● **Exercise**
Report every line from the material that contains the word "screenshot".

● **Records for this task**
^^^^

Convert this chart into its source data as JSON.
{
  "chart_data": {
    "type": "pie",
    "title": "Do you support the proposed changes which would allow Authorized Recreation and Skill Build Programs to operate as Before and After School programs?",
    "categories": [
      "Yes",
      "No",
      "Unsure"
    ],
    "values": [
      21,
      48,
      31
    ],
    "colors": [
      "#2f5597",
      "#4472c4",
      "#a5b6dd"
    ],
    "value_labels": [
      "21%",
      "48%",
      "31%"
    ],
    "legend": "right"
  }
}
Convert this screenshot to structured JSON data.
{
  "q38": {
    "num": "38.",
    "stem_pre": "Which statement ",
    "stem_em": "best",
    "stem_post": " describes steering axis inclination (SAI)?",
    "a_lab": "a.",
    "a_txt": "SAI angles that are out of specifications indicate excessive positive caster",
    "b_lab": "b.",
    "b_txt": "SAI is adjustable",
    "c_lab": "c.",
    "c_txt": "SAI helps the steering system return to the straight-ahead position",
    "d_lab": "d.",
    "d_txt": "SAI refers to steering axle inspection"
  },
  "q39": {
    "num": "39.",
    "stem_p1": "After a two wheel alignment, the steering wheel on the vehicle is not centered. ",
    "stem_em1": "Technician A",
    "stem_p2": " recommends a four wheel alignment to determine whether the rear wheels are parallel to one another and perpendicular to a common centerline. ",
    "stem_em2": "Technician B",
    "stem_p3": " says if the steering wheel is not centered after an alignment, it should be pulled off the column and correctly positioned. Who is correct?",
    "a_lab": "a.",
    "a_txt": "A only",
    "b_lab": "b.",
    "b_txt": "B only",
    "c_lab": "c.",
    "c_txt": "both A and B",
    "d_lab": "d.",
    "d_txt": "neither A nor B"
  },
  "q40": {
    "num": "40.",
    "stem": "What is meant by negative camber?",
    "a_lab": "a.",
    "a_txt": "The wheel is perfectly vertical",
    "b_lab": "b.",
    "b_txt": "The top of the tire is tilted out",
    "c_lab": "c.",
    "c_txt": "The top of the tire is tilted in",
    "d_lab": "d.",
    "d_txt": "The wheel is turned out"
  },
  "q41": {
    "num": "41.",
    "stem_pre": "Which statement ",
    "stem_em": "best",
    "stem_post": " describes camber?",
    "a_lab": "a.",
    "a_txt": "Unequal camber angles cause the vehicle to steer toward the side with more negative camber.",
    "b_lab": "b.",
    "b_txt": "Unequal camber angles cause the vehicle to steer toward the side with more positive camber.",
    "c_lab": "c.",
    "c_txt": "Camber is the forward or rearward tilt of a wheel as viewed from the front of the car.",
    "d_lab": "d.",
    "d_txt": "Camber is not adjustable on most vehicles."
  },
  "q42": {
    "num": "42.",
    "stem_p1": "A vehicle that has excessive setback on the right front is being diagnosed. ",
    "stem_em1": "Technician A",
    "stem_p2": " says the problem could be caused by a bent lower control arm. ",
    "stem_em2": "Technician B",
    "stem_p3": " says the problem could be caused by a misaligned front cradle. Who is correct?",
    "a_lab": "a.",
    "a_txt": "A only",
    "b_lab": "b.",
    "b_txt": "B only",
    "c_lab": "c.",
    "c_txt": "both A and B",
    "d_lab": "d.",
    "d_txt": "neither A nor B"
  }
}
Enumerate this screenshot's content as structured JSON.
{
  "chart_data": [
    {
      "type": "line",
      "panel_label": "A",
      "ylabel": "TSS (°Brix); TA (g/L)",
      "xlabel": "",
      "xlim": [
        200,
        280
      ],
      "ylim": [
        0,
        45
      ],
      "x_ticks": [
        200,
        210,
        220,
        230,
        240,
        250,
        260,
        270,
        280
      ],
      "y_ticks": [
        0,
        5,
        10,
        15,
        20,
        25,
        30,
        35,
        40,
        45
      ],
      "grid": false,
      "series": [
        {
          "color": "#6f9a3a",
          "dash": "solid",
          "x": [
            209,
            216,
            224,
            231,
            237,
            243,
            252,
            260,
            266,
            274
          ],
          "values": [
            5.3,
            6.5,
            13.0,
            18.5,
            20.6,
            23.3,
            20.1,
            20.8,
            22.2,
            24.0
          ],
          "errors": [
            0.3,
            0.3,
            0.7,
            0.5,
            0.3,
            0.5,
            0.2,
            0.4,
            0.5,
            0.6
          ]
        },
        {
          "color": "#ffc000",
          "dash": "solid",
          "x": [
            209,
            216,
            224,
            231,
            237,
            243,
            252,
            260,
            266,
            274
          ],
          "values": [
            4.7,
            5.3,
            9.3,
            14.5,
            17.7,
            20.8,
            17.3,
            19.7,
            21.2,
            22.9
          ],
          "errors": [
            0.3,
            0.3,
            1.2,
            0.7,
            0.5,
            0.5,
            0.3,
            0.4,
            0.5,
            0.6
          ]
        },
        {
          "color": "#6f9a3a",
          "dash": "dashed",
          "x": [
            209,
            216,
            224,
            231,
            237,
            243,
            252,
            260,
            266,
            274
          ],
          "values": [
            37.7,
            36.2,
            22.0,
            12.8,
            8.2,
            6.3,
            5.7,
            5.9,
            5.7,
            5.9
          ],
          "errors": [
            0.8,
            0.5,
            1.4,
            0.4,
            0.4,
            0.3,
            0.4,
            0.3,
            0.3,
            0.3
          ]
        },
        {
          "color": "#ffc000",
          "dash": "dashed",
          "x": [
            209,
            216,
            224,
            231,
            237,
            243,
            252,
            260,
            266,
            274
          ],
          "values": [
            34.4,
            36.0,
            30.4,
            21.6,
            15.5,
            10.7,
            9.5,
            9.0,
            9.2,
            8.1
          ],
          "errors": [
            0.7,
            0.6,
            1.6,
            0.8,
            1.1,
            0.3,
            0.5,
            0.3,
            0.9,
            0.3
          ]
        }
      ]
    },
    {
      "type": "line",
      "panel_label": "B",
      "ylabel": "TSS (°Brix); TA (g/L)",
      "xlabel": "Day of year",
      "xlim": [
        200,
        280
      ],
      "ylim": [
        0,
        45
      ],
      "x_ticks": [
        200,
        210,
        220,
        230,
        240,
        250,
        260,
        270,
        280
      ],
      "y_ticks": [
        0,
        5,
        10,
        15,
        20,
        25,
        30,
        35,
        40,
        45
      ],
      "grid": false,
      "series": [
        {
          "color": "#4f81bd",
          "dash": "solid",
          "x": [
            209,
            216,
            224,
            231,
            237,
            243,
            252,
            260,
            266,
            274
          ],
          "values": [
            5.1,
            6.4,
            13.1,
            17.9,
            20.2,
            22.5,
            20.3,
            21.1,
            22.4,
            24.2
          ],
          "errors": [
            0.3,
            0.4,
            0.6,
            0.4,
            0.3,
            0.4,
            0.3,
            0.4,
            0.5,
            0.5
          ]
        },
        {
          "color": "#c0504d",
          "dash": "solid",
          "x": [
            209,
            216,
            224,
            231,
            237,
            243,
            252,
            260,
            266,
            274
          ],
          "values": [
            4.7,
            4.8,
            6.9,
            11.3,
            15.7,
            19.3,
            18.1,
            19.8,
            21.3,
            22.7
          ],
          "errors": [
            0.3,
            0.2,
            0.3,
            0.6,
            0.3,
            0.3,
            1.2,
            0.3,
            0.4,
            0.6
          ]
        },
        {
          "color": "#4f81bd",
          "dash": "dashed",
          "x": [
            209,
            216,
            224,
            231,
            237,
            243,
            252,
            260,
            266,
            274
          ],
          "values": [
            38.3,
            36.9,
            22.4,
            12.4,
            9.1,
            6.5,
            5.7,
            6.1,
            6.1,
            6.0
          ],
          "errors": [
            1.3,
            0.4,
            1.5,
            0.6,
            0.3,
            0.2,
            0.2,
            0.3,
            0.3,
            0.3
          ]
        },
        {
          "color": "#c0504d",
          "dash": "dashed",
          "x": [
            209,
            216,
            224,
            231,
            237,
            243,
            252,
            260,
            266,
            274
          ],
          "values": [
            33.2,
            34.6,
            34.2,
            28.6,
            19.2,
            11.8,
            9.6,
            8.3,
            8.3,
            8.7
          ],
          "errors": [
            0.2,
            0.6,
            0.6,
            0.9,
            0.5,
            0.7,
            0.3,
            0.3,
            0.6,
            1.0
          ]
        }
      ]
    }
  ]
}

^^^^

● **Solution for this exercise**
Convert this screenshot to structured JSON data.
Enumerate this screenshot's content as structured JSON.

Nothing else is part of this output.